___ Source material ___

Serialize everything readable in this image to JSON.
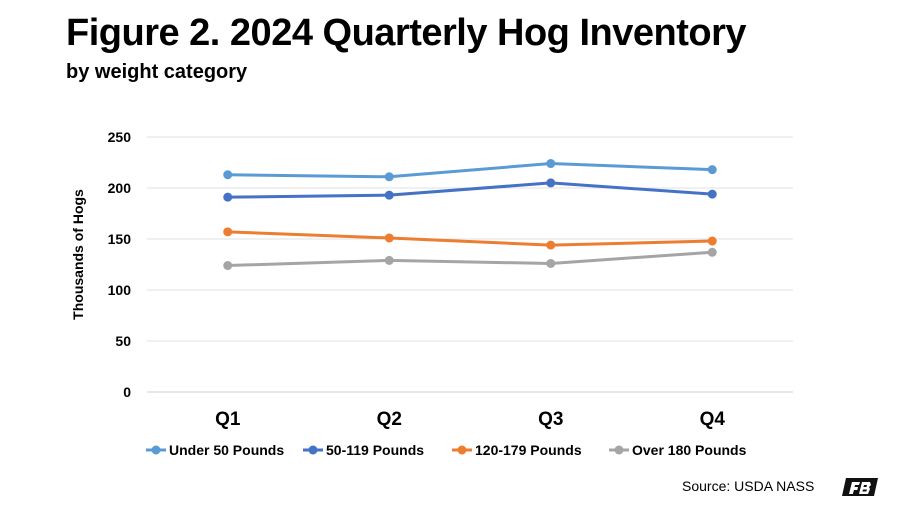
{
  "title": "Figure 2. 2024 Quarterly Hog Inventory",
  "subtitle": "by weight category",
  "source": "Source: USDA NASS",
  "logo_text": "FB",
  "chart_data": {
    "type": "line",
    "title": "Figure 2. 2024 Quarterly Hog Inventory",
    "subtitle": "by weight category",
    "categories": [
      "Q1",
      "Q2",
      "Q3",
      "Q4"
    ],
    "ylabel": "Thousands of Hogs",
    "xlabel": "",
    "ylim": [
      0,
      250
    ],
    "yticks": [
      0,
      50,
      100,
      150,
      200,
      250
    ],
    "grid": true,
    "legend": "bottom",
    "series": [
      {
        "name": "Under 50 Pounds",
        "color": "#5B9BD5",
        "values": [
          213,
          211,
          224,
          218
        ]
      },
      {
        "name": "50-119 Pounds",
        "color": "#4472C4",
        "values": [
          191,
          193,
          205,
          194
        ]
      },
      {
        "name": "120-179 Pounds",
        "color": "#ED7D31",
        "values": [
          157,
          151,
          144,
          148
        ]
      },
      {
        "name": "Over 180 Pounds",
        "color": "#A5A5A5",
        "values": [
          124,
          129,
          126,
          137
        ]
      }
    ]
  }
}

___

--- Exercise task ---
All records above are to be printed exactly, minus the pictures they contain.

--- Problem solution ---
Serialize everything readable in this image to JSON.
{
  "title": "Figure 2. 2024 Quarterly Hog Inventory",
  "subtitle": "by weight category",
  "source": "Source: USDA NASS",
  "logo_text": "FB",
  "chart_data": {
    "type": "line",
    "title": "Figure 2. 2024 Quarterly Hog Inventory",
    "subtitle": "by weight category",
    "categories": [
      "Q1",
      "Q2",
      "Q3",
      "Q4"
    ],
    "ylabel": "Thousands of Hogs",
    "xlabel": "",
    "ylim": [
      0,
      250
    ],
    "yticks": [
      0,
      50,
      100,
      150,
      200,
      250
    ],
    "grid": true,
    "legend": "bottom",
    "series": [
      {
        "name": "Under 50 Pounds",
        "color": "#5B9BD5",
        "values": [
          213,
          211,
          224,
          218
        ]
      },
      {
        "name": "50-119 Pounds",
        "color": "#4472C4",
        "values": [
          191,
          193,
          205,
          194
        ]
      },
      {
        "name": "120-179 Pounds",
        "color": "#ED7D31",
        "values": [
          157,
          151,
          144,
          148
        ]
      },
      {
        "name": "Over 180 Pounds",
        "color": "#A5A5A5",
        "values": [
          124,
          129,
          126,
          137
        ]
      }
    ]
  }
}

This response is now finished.